§ **GOAL**: From the listing below, pull out the lines that hold "JSON".

## BEGIN SOURCE MATERIAL

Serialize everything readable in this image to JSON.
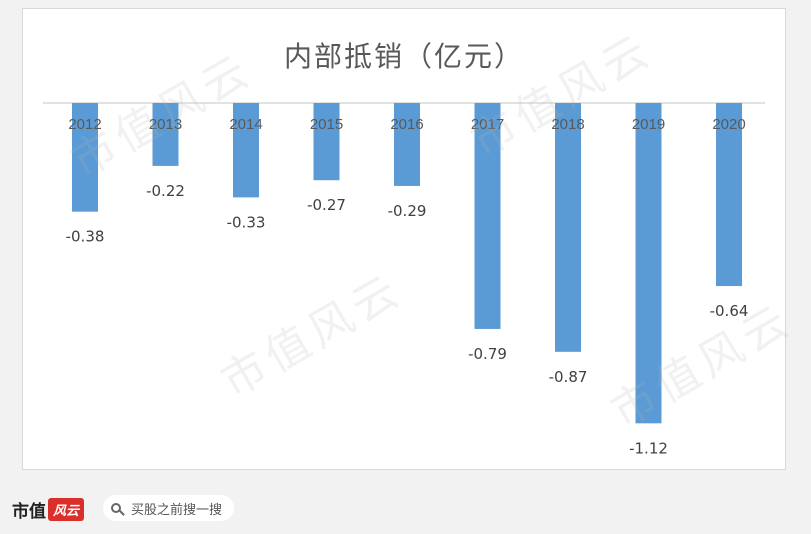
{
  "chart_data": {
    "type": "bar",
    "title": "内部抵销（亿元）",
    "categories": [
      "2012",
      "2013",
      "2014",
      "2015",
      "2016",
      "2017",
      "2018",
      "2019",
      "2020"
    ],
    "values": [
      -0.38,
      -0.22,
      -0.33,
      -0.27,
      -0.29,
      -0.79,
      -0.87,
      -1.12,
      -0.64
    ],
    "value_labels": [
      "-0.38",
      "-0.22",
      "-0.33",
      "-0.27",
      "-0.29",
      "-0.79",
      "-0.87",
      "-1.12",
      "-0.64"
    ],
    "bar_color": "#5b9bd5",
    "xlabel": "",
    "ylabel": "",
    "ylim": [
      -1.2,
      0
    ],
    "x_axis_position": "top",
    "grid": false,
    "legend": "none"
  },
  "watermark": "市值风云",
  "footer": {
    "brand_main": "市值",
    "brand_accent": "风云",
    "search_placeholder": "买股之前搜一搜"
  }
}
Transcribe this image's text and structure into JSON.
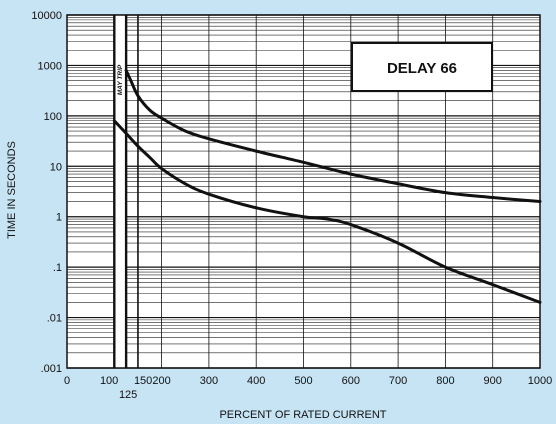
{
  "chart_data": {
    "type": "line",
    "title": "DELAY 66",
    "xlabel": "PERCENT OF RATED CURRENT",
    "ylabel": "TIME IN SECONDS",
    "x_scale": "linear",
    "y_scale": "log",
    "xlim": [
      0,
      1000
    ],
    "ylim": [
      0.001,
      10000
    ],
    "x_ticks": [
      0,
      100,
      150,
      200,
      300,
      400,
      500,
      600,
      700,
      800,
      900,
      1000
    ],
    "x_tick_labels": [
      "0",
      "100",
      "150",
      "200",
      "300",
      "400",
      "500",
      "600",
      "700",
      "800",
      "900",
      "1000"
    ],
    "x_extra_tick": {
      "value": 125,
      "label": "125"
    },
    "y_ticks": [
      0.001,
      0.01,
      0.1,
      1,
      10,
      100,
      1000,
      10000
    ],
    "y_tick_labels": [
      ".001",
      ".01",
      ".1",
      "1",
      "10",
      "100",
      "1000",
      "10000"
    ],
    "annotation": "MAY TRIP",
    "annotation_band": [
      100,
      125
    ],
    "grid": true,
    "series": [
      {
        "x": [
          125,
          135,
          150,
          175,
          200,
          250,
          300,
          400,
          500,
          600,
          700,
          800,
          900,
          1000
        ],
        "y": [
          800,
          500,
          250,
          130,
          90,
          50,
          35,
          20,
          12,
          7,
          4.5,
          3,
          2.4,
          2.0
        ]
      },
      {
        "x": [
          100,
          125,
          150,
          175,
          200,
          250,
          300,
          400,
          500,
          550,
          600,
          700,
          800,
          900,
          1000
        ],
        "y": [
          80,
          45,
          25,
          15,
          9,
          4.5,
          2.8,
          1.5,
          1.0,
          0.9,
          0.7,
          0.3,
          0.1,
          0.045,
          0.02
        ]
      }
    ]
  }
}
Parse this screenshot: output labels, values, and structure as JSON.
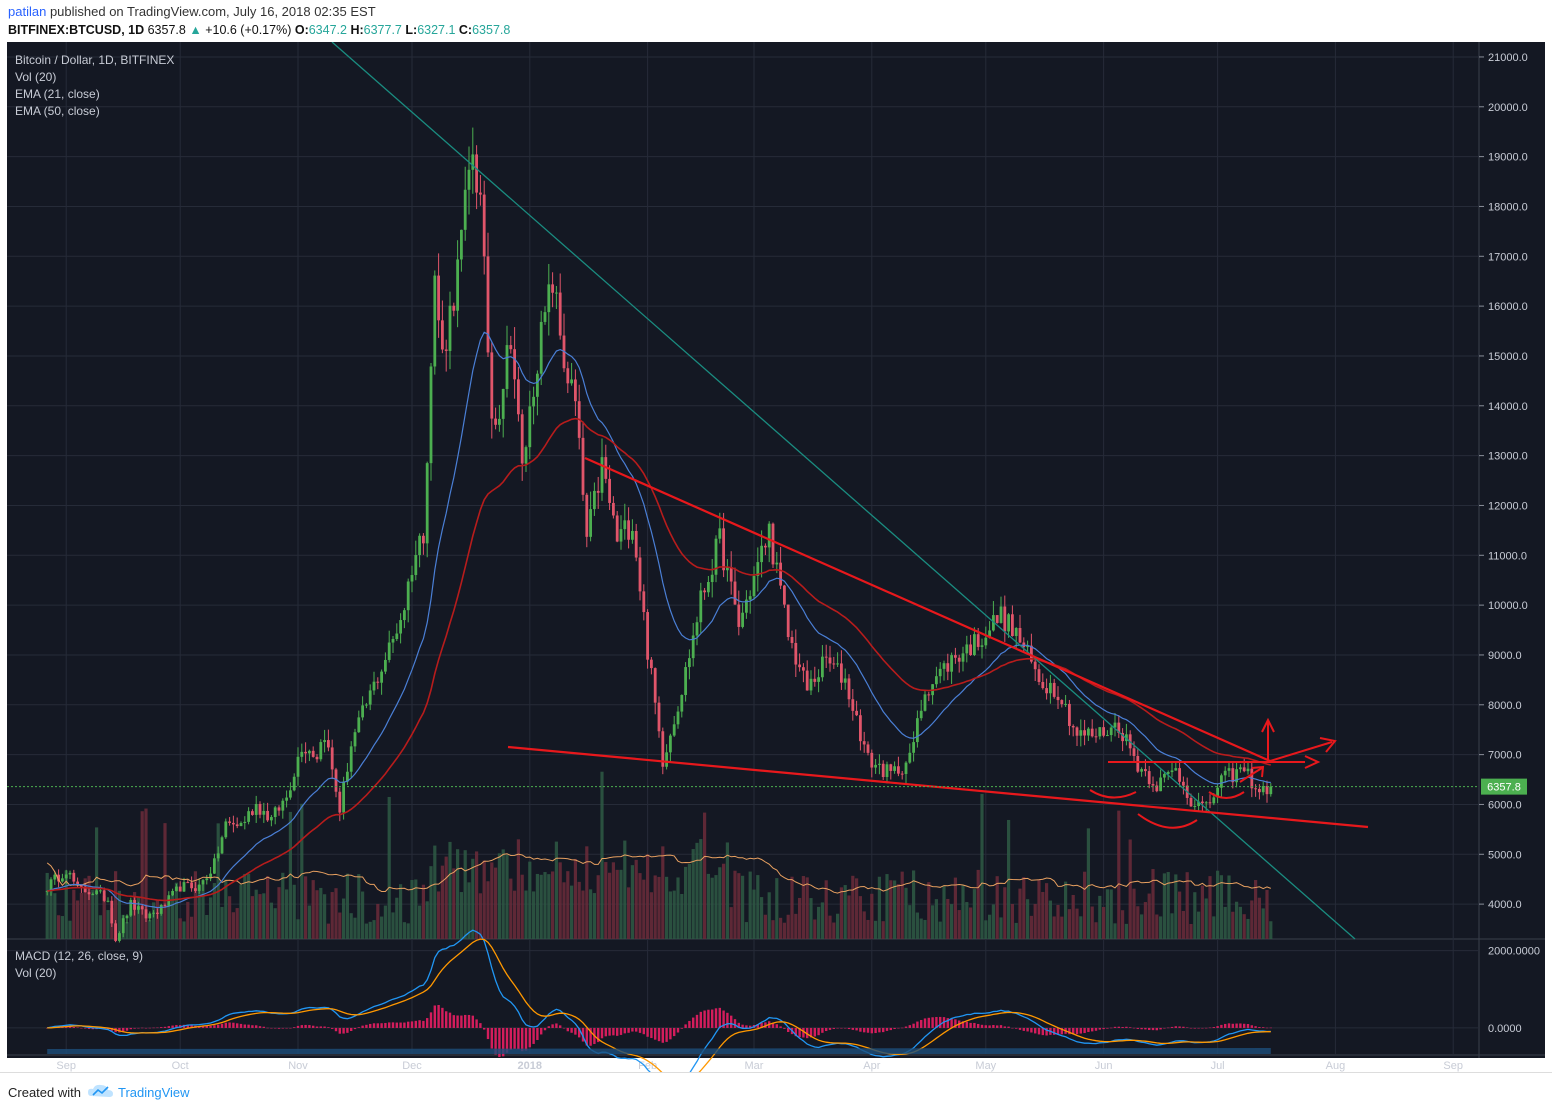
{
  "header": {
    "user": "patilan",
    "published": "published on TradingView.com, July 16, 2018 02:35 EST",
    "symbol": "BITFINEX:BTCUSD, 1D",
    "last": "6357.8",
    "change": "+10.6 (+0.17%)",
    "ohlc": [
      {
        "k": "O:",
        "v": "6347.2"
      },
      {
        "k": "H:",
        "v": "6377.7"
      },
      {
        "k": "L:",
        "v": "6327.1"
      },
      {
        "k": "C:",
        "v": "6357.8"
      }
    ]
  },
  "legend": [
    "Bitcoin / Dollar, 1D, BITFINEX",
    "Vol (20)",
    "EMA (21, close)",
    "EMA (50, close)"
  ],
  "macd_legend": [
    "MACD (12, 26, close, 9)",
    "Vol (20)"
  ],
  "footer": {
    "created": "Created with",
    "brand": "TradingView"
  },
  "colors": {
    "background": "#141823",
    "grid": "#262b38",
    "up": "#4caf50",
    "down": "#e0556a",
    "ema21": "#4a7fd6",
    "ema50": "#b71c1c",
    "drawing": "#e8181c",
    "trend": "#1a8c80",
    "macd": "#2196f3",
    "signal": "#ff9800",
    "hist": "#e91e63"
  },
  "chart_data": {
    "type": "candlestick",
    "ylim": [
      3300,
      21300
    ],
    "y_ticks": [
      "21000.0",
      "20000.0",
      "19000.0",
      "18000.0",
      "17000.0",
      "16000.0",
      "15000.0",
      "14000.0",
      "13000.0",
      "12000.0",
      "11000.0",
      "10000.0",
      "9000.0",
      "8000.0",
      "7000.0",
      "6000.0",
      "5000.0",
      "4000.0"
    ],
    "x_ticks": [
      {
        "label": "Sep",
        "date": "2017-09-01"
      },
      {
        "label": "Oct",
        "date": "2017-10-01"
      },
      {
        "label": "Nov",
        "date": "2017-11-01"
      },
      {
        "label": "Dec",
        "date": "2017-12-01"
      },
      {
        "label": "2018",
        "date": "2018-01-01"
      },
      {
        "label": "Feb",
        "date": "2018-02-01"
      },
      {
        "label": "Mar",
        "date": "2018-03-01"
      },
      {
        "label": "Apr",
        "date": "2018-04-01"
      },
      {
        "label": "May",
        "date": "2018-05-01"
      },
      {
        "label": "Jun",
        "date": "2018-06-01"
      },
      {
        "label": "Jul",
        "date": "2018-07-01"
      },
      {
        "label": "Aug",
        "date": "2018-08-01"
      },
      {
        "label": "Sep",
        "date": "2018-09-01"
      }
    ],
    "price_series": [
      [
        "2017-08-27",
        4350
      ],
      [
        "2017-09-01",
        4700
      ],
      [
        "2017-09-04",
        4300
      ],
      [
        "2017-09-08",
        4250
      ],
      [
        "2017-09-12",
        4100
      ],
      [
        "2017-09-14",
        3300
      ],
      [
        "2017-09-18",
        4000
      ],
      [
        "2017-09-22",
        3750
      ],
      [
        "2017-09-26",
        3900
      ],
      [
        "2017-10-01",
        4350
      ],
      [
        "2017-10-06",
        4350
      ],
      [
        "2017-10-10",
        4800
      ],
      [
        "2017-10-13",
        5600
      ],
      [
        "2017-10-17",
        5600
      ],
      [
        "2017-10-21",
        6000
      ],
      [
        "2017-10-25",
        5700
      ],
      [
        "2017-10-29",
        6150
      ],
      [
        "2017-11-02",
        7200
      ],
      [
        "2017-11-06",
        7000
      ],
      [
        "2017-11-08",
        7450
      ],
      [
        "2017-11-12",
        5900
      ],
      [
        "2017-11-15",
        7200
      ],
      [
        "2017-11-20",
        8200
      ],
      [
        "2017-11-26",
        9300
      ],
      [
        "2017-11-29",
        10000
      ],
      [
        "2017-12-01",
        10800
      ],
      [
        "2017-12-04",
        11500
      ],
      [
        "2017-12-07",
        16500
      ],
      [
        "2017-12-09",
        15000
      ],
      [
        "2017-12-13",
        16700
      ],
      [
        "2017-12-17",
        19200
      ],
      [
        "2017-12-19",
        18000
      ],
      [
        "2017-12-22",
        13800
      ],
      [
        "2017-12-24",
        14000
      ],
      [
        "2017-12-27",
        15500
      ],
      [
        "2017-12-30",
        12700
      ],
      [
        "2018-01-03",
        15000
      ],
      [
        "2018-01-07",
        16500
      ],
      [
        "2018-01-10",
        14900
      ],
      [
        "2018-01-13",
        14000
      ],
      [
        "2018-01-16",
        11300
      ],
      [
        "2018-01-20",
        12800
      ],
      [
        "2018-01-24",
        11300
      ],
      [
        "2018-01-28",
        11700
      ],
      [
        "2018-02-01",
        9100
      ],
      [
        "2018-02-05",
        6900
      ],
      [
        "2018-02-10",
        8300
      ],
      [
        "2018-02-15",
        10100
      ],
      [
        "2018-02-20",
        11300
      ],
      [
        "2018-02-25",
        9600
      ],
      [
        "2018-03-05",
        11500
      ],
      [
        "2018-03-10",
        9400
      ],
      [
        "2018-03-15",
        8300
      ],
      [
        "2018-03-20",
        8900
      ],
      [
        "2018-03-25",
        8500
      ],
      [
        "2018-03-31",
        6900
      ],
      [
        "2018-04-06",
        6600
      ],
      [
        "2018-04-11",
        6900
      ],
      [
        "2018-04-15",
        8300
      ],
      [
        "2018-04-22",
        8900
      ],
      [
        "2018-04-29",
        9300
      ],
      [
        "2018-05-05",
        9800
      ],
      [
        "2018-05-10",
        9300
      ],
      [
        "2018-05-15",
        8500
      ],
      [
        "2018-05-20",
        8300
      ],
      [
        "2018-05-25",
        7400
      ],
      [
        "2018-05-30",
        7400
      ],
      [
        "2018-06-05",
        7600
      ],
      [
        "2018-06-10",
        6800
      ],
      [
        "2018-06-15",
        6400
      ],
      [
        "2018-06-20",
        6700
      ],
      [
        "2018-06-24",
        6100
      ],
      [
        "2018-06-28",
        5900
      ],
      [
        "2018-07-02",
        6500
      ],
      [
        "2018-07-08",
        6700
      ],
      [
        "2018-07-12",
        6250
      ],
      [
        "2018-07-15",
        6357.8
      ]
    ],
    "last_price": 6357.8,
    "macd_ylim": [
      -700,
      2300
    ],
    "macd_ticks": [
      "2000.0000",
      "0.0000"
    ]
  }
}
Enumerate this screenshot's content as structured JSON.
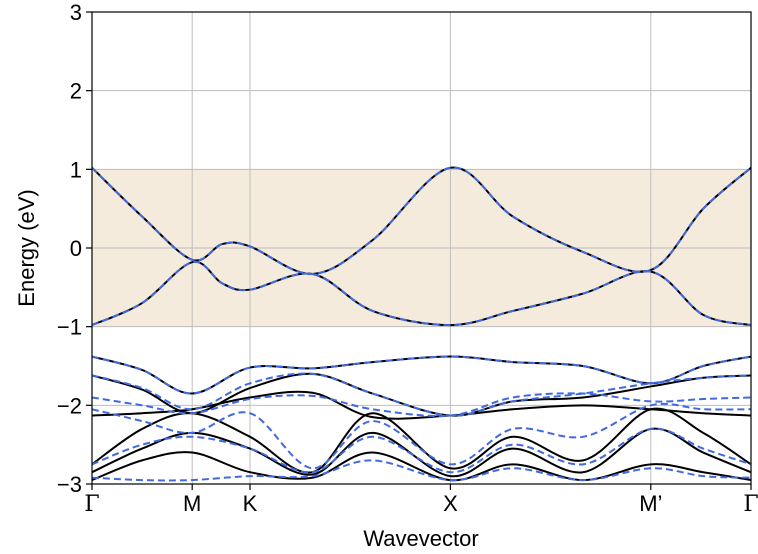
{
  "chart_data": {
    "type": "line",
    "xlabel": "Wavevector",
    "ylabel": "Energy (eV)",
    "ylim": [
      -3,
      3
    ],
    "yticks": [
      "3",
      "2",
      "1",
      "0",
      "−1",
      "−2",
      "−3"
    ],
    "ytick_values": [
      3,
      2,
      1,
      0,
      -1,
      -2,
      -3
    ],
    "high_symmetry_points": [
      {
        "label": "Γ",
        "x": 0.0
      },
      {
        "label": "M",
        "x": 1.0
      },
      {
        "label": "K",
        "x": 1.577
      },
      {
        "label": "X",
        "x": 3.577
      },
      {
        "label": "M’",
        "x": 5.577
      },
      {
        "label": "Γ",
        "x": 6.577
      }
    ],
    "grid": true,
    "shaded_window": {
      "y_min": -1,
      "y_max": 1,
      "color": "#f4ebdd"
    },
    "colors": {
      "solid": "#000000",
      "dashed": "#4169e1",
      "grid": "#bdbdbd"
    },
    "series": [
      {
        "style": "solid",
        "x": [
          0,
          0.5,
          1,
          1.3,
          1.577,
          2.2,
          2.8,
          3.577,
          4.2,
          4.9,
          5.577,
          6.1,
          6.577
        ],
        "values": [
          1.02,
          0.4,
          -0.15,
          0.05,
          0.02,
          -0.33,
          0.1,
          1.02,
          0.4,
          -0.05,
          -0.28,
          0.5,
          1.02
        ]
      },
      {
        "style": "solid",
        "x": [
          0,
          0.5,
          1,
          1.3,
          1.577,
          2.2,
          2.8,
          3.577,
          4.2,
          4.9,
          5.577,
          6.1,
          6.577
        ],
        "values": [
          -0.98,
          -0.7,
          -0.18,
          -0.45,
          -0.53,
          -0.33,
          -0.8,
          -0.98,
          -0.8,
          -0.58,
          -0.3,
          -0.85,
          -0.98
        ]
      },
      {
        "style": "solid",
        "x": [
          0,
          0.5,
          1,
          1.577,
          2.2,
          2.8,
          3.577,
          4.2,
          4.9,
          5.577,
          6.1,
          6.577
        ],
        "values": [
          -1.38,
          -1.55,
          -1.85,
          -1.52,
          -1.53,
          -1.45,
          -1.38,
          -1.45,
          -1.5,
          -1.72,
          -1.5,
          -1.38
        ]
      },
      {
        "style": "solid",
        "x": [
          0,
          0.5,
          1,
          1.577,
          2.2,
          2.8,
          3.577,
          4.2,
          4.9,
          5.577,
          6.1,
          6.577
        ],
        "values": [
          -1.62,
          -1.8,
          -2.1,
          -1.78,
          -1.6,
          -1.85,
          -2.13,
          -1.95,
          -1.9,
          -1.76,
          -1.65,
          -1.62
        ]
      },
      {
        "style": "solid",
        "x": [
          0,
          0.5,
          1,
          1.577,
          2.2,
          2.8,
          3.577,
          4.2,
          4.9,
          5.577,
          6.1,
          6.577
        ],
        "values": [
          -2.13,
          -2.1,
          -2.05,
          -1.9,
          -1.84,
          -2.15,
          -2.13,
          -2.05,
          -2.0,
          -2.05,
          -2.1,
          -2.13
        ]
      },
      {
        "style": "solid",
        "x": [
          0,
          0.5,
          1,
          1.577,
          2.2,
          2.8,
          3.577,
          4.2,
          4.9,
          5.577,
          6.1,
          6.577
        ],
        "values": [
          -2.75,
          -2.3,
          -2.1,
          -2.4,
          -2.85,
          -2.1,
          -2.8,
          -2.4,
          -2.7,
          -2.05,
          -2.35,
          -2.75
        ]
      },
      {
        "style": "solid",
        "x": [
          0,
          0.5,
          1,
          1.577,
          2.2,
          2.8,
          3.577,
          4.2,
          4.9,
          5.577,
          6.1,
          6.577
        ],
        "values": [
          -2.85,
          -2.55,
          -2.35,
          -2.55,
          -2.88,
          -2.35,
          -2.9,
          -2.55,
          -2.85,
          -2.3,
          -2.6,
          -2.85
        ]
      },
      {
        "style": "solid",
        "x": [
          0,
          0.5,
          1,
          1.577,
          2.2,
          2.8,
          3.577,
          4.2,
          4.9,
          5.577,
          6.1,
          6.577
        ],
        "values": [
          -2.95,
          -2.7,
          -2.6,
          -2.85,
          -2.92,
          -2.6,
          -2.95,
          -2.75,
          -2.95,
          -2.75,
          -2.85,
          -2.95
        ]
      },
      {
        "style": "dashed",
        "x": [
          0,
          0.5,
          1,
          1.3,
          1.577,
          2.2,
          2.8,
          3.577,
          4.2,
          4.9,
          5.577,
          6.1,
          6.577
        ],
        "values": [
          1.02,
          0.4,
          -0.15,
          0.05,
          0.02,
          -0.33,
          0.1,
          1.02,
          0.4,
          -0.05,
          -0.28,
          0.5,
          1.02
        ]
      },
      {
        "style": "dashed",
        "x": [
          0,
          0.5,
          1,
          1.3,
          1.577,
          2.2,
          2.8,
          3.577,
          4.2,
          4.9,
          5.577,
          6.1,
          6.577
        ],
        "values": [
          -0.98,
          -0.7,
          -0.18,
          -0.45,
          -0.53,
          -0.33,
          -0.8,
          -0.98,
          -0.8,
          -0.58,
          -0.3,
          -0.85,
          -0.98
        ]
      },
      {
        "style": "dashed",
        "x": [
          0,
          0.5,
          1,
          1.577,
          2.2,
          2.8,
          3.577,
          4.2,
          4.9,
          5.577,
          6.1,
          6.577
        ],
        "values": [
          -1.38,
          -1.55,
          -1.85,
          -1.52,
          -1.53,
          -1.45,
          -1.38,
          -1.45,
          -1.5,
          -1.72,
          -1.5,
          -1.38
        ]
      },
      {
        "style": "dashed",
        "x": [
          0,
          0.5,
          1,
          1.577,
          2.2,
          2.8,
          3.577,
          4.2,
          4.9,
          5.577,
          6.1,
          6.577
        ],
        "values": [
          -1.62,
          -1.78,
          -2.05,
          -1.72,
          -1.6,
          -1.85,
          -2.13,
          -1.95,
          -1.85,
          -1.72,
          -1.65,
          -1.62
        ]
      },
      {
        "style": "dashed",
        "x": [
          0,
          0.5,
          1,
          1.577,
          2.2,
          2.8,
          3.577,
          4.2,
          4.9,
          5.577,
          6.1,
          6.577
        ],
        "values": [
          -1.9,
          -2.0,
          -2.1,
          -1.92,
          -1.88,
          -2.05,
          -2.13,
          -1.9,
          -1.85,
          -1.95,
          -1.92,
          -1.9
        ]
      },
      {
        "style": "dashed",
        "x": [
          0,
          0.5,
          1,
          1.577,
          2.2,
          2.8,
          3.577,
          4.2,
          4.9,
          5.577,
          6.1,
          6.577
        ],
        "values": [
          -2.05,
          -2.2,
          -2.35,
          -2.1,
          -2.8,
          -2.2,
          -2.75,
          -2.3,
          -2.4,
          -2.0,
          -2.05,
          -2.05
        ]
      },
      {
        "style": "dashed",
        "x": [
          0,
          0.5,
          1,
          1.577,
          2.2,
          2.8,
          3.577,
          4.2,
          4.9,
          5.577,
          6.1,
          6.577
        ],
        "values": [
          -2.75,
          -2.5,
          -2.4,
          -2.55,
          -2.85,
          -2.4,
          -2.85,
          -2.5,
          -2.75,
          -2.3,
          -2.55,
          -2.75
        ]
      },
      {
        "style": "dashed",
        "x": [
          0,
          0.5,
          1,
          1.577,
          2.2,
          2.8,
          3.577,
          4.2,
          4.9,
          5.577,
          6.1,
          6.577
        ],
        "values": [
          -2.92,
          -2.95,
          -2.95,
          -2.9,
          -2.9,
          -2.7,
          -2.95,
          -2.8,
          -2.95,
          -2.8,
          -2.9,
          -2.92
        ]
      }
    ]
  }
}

## END SOURCE MATERIAL

§ **FULL ANSWER**:
Serialize everything readable in this image to JSON.
Transcribe this image's text and structure into JSON.
Parse this screenshot: output labels, values, and structure as JSON.
Enumerate this screenshot's content as structured JSON.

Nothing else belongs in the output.